--- Begin Task material ---

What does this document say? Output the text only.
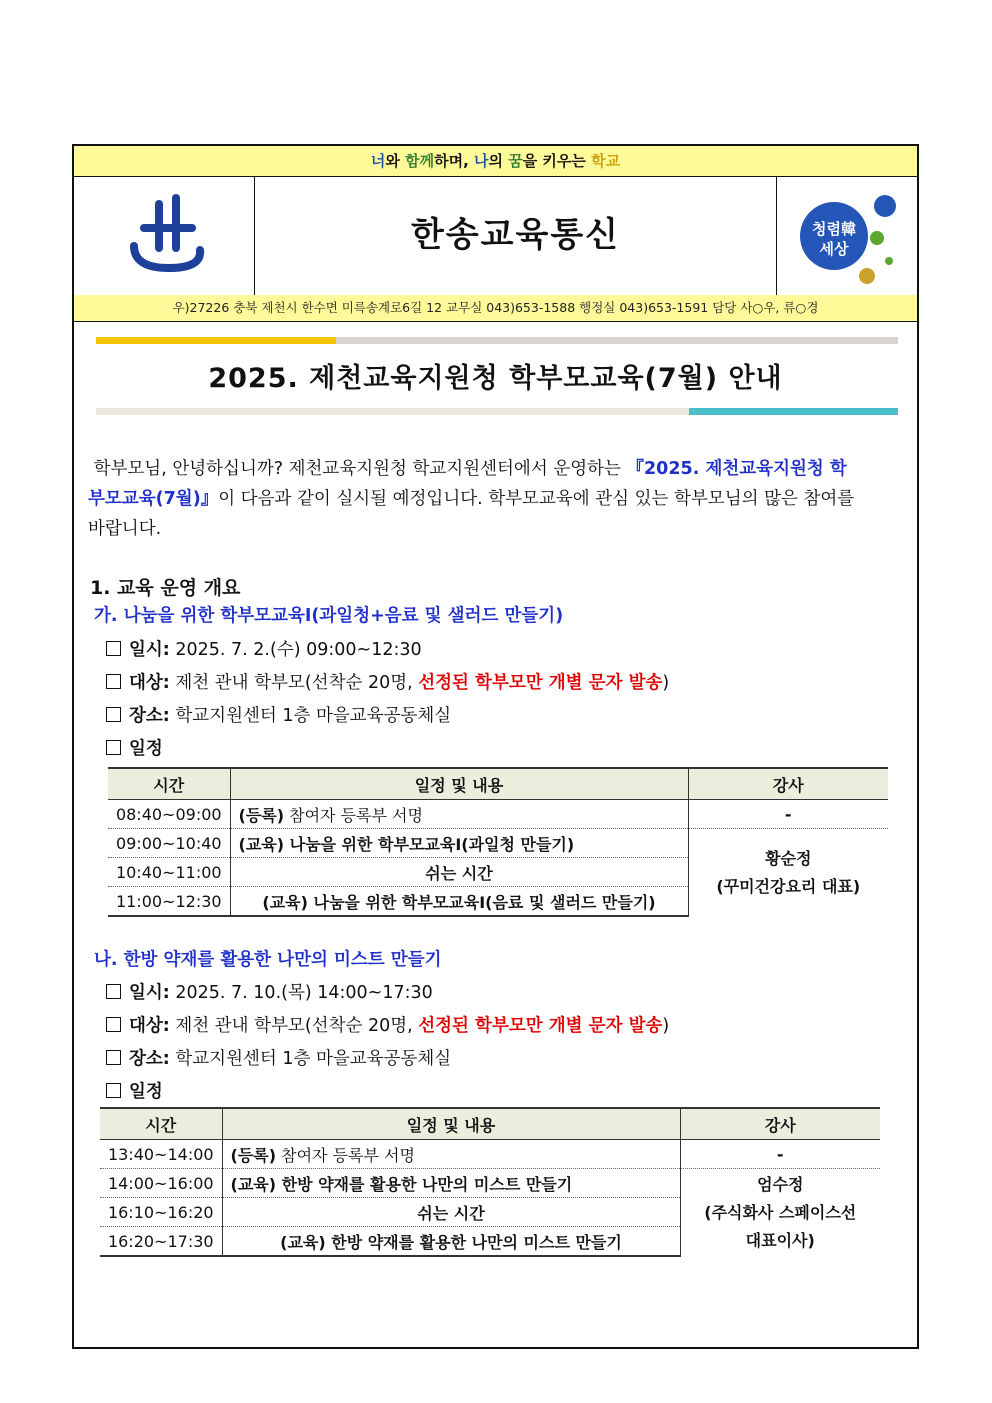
너와 함께하며, 나의 꿈을 키우는 학교
한송교육통신	청렴韓
세상
우)27226 충북 제천시 한수면 미륵송계로6길 12 교무실 043)653-1588 행정실 043)653-1591 담당 사○우, 류○경
2025. 제천교육지원청 학부모교육(7월) 안내
학부모님, 안녕하십니까? 제천교육지원청 학교지원센터에서 운영하는 『2025. 제천교육지원청 학부모교육(7월)』이 다음과 같이 실시될 예정입니다. 학부모교육에 관심 있는 학부모님의 많은 참여를 바랍니다.
1. 교육 운영 개요
가. 나눔을 위한 학부모교육Ⅰ(과일청+음료 및 샐러드 만들기)
일시: 2025. 7. 2.(수) 09:00~12:30
대상: 제천 관내 학부모(선착순 20명, 선정된 학부모만 개별 문자 발송)
장소: 학교지원센터 1층 마을교육공동체실
일정
시간	일정 및 내용	강사
08:40~09:00	(등록) 참여자 등록부 서명	-
09:00~10:40	(교육) 나눔을 위한 학부모교육Ⅰ(과일청 만들기)	황순정
(꾸미건강요리 대표)

10:40~11:00	쉬는 시간	
11:00~12:30	(교육) 나눔을 위한 학부모교육Ⅰ(음료 및 샐러드 만들기)	
나. 한방 약재를 활용한 나만의 미스트 만들기
일시: 2025. 7. 10.(목) 14:00~17:30
대상: 제천 관내 학부모(선착순 20명, 선정된 학부모만 개별 문자 발송)
장소: 학교지원센터 1층 마을교육공동체실
일정
시간	일정 및 내용	강사
13:40~14:00	(등록) 참여자 등록부 서명	-
14:00~16:00	(교육) 한방 약재를 활용한 나만의 미스트 만들기	엄수정
(주식화사 스페이스선
대표이사)

16:10~16:20	쉬는 시간	
16:20~17:30	(교육) 한방 약재를 활용한 나만의 미스트 만들기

--- End Task material ---

**Your objective:** Search the lines above for the string "제천교육지원청" and copy each line that has it.

**Result of this task:**
2025. 제천교육지원청 학부모교육(7월) 안내
학부모님, 안녕하십니까? 제천교육지원청 학교지원센터에서 운영하는 『2025. 제천교육지원청 학부모교육(7월)』이 다음과 같이 실시될 예정입니다. 학부모교육에 관심 있는 학부모님의 많은 참여를 바랍니다.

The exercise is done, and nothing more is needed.